-- START --

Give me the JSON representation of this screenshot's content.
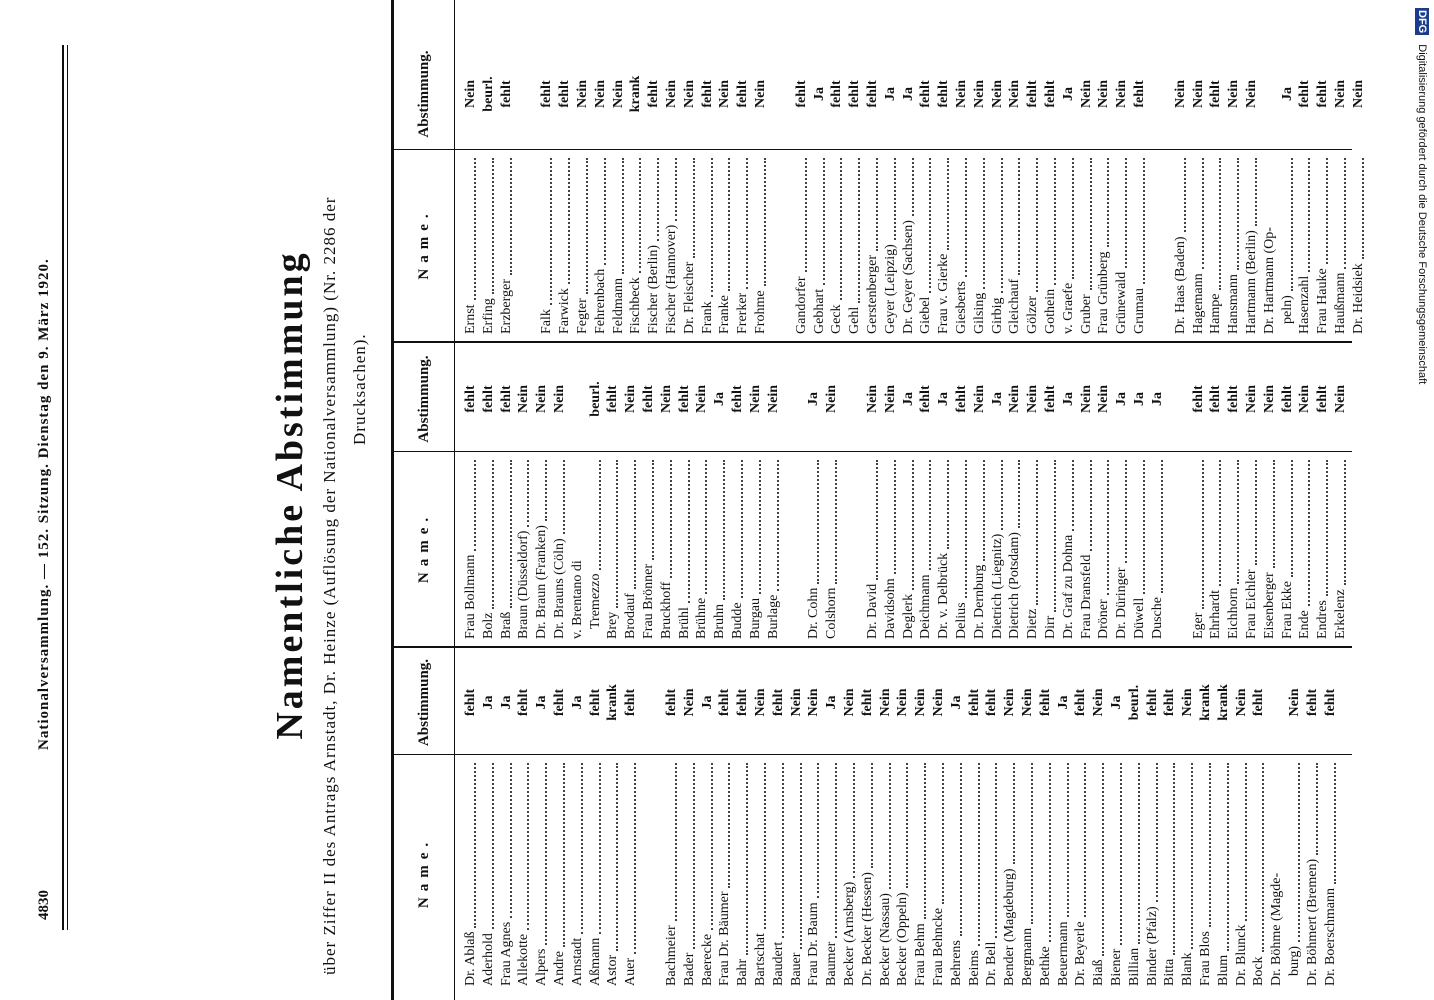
{
  "header": {
    "page_number": "4830",
    "running_title": "Nationalversammlung. — 152. Sitzung. Dienstag den 9. März 1920."
  },
  "title": "Namentliche Abstimmung",
  "subtitle": [
    "über Ziffer II des Antrags Arnstadt, Dr. Heinze (Auflösung der Nationalversammlung) (Nr. 2286 der",
    "Drucksachen)."
  ],
  "table": {
    "headers": [
      "Name.",
      "Abstimmung."
    ],
    "columns": [
      [
        [
          {
            "name": "Dr. Ablaß",
            "vote": "fehlt"
          },
          {
            "name": "Aderhold",
            "vote": "Ja"
          },
          {
            "name": "Frau Agnes",
            "vote": "Ja"
          },
          {
            "name": "Allekotte",
            "vote": "fehlt"
          },
          {
            "name": "Alpers",
            "vote": "Ja"
          },
          {
            "name": "Andre",
            "vote": "fehlt"
          },
          {
            "name": "Arnstadt",
            "vote": "Ja"
          },
          {
            "name": "Aßmann",
            "vote": "fehlt"
          },
          {
            "name": "Astor",
            "vote": "krank"
          },
          {
            "name": "Auer",
            "vote": "fehlt"
          }
        ],
        [
          {
            "name": "Bachmeier",
            "vote": "fehlt"
          },
          {
            "name": "Bader",
            "vote": "Nein"
          },
          {
            "name": "Baerecke",
            "vote": "Ja"
          },
          {
            "name": "Frau Dr. Bäumer",
            "vote": "fehlt"
          },
          {
            "name": "Bahr",
            "vote": "fehlt"
          },
          {
            "name": "Bartschat",
            "vote": "Nein"
          },
          {
            "name": "Baudert",
            "vote": "fehlt"
          },
          {
            "name": "Bauer",
            "vote": "Nein"
          },
          {
            "name": "Frau Dr. Baum",
            "vote": "Nein"
          },
          {
            "name": "Baumer",
            "vote": "Ja"
          },
          {
            "name": "Becker (Arnsberg)",
            "vote": "Nein"
          },
          {
            "name": "Dr. Becker (Hessen)",
            "vote": "fehlt"
          },
          {
            "name": "Becker (Nassau)",
            "vote": "Nein"
          },
          {
            "name": "Becker (Oppeln)",
            "vote": "Nein"
          },
          {
            "name": "Frau Behm",
            "vote": "Nein"
          },
          {
            "name": "Frau Behncke",
            "vote": "Nein"
          },
          {
            "name": "Behrens",
            "vote": "Ja"
          },
          {
            "name": "Beims",
            "vote": "fehlt"
          },
          {
            "name": "Dr. Bell",
            "vote": "fehlt"
          },
          {
            "name": "Bender (Magdeburg)",
            "vote": "Nein"
          },
          {
            "name": "Bergmann",
            "vote": "Nein"
          },
          {
            "name": "Bethke",
            "vote": "fehlt"
          },
          {
            "name": "Beuermann",
            "vote": "Ja"
          },
          {
            "name": "Dr. Beyerle",
            "vote": "fehlt"
          },
          {
            "name": "Biaß",
            "vote": "Nein"
          },
          {
            "name": "Biener",
            "vote": "Ja"
          },
          {
            "name": "Billian",
            "vote": "beurl."
          },
          {
            "name": "Binder (Pfalz)",
            "vote": "fehlt"
          },
          {
            "name": "Bitta",
            "vote": "fehlt"
          },
          {
            "name": "Blank",
            "vote": "Nein"
          },
          {
            "name": "Frau Blos",
            "vote": "krank"
          },
          {
            "name": "Blum",
            "vote": "krank"
          },
          {
            "name": "Dr. Blunck",
            "vote": "Nein"
          },
          {
            "name": "Bock",
            "vote": "fehlt"
          },
          {
            "name": "Dr. Böhme (Magde-",
            "name_cont": "burg)",
            "vote": "Nein"
          },
          {
            "name": "Dr. Böhmert (Bremen)",
            "vote": "fehlt"
          },
          {
            "name": "Dr. Boerschmann",
            "vote": "fehlt"
          }
        ]
      ],
      [
        [
          {
            "name": "Frau Bollmann",
            "vote": "fehlt"
          },
          {
            "name": "Bolz",
            "vote": "fehlt"
          },
          {
            "name": "Braß",
            "vote": "fehlt"
          },
          {
            "name": "Braun (Düsseldorf)",
            "vote": "Nein"
          },
          {
            "name": "Dr. Braun (Franken)",
            "vote": "Nein"
          },
          {
            "name": "Dr. Brauns (Cöln)",
            "vote": "Nein"
          },
          {
            "name": "v. Brentano di",
            "name_cont": "Tremezzo",
            "vote": "beurl."
          },
          {
            "name": "Brey",
            "vote": "fehlt"
          },
          {
            "name": "Brodauf",
            "vote": "Nein"
          },
          {
            "name": "Frau Brönner",
            "vote": "fehlt"
          },
          {
            "name": "Bruckhoff",
            "vote": "Nein"
          },
          {
            "name": "Brühl",
            "vote": "fehlt"
          },
          {
            "name": "Brühne",
            "vote": "Nein"
          },
          {
            "name": "Bruhn",
            "vote": "Ja"
          },
          {
            "name": "Budde",
            "vote": "fehlt"
          },
          {
            "name": "Burgau",
            "vote": "Nein"
          },
          {
            "name": "Burlage",
            "vote": "Nein"
          }
        ],
        [
          {
            "name": "Dr. Cohn",
            "vote": "Ja"
          },
          {
            "name": "Colshorn",
            "vote": "Nein"
          }
        ],
        [
          {
            "name": "Dr. David",
            "vote": "Nein"
          },
          {
            "name": "Davidsohn",
            "vote": "Nein"
          },
          {
            "name": "Deglerk",
            "vote": "Ja"
          },
          {
            "name": "Deichmann",
            "vote": "fehlt"
          },
          {
            "name": "Dr. v. Delbrück",
            "vote": "Ja"
          },
          {
            "name": "Delius",
            "vote": "fehlt"
          },
          {
            "name": "Dr. Dernburg",
            "vote": "Nein"
          },
          {
            "name": "Dietrich (Liegnitz)",
            "vote": "Ja"
          },
          {
            "name": "Dietrich (Potsdam)",
            "vote": "Nein"
          },
          {
            "name": "Dietz",
            "vote": "Nein"
          },
          {
            "name": "Dirr",
            "vote": "fehlt"
          },
          {
            "name": "Dr. Graf zu Dohna",
            "vote": "Ja"
          },
          {
            "name": "Frau Dransfeld",
            "vote": "Nein"
          },
          {
            "name": "Dröner",
            "vote": "Nein"
          },
          {
            "name": "Dr. Düringer",
            "vote": "Ja"
          },
          {
            "name": "Düwell",
            "vote": "Ja"
          },
          {
            "name": "Dusche",
            "vote": "Ja"
          }
        ],
        [
          {
            "name": "Eger",
            "vote": "fehlt"
          },
          {
            "name": "Ehrhardt",
            "vote": "fehlt"
          },
          {
            "name": "Eichhorn",
            "vote": "fehlt"
          },
          {
            "name": "Frau Eichler",
            "vote": "Nein"
          },
          {
            "name": "Eisenberger",
            "vote": "Nein"
          },
          {
            "name": "Frau Ekke",
            "vote": "fehlt"
          },
          {
            "name": "Ende",
            "vote": "Nein"
          },
          {
            "name": "Endres",
            "vote": "fehlt"
          },
          {
            "name": "Erkelenz",
            "vote": "Nein"
          }
        ]
      ],
      [
        [
          {
            "name": "Ernst",
            "vote": "Nein"
          },
          {
            "name": "Erfing",
            "vote": "beurl."
          },
          {
            "name": "Erzberger",
            "vote": "fehlt"
          }
        ],
        [
          {
            "name": "Falk",
            "vote": "fehlt"
          },
          {
            "name": "Farwick",
            "vote": "fehlt"
          },
          {
            "name": "Fegter",
            "vote": "Nein"
          },
          {
            "name": "Fehrenbach",
            "vote": "Nein"
          },
          {
            "name": "Feldmann",
            "vote": "Nein"
          },
          {
            "name": "Fischbeck",
            "vote": "krank"
          },
          {
            "name": "Fischer (Berlin)",
            "vote": "fehlt"
          },
          {
            "name": "Fischer (Hannover)",
            "vote": "Nein"
          },
          {
            "name": "Dr. Fleischer",
            "vote": "Nein"
          },
          {
            "name": "Frank",
            "vote": "fehlt"
          },
          {
            "name": "Franke",
            "vote": "Nein"
          },
          {
            "name": "Frerker",
            "vote": "fehlt"
          },
          {
            "name": "Frohme",
            "vote": "Nein"
          }
        ],
        [
          {
            "name": "Gandorfer",
            "vote": "fehlt"
          },
          {
            "name": "Gebhart",
            "vote": "Ja"
          },
          {
            "name": "Geck",
            "vote": "fehlt"
          },
          {
            "name": "Gehl",
            "vote": "fehlt"
          },
          {
            "name": "Gerstenberger",
            "vote": "fehlt"
          },
          {
            "name": "Geyer (Leipzig)",
            "vote": "Ja"
          },
          {
            "name": "Dr. Geyer (Sachsen)",
            "vote": "Ja"
          },
          {
            "name": "Giebel",
            "vote": "fehlt"
          },
          {
            "name": "Frau v. Gierke",
            "vote": "fehlt"
          },
          {
            "name": "Giesberts",
            "vote": "Nein"
          },
          {
            "name": "Gilsing",
            "vote": "Nein"
          },
          {
            "name": "Girbig",
            "vote": "Nein"
          },
          {
            "name": "Gleichauf",
            "vote": "Nein"
          },
          {
            "name": "Gölzer",
            "vote": "fehlt"
          },
          {
            "name": "Gothein",
            "vote": "fehlt"
          },
          {
            "name": "v. Graefe",
            "vote": "Ja"
          },
          {
            "name": "Gruber",
            "vote": "Nein"
          },
          {
            "name": "Frau Grünberg",
            "vote": "Nein"
          },
          {
            "name": "Grünewald",
            "vote": "Nein"
          },
          {
            "name": "Grumau",
            "vote": "fehlt"
          }
        ],
        [
          {
            "name": "Dr. Haas (Baden)",
            "vote": "Nein"
          },
          {
            "name": "Hagemann",
            "vote": "Nein"
          },
          {
            "name": "Hampe",
            "vote": "fehlt"
          },
          {
            "name": "Hansmann",
            "vote": "Nein"
          },
          {
            "name": "Hartmann (Berlin)",
            "vote": "Nein"
          },
          {
            "name": "Dr. Hartmann (Op-",
            "name_cont": "peln)",
            "vote": "Ja"
          },
          {
            "name": "Hasenzahl",
            "vote": "fehlt"
          },
          {
            "name": "Frau Hauke",
            "vote": "fehlt"
          },
          {
            "name": "Haußmann",
            "vote": "Nein"
          },
          {
            "name": "Dr. Heidsiek",
            "vote": "Nein"
          }
        ]
      ]
    ]
  },
  "sidebar": {
    "logo": "DFG",
    "text": "Digitalisierung gefördert durch die Deutsche Forschungsgemeinschaft"
  }
}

-- END --

▸ Task to complete
Collect the lines of the data that carry the word "Nationalversammlung".

▸ Answer to this exercise
    "running_title": "Nationalversammlung. — 152. Sitzung. Dienstag den 9. März 1920."
    "über Ziffer II des Antrags Arnstadt, Dr. Heinze (Auflösung der Nationalversammlung) (Nr. 2286 der",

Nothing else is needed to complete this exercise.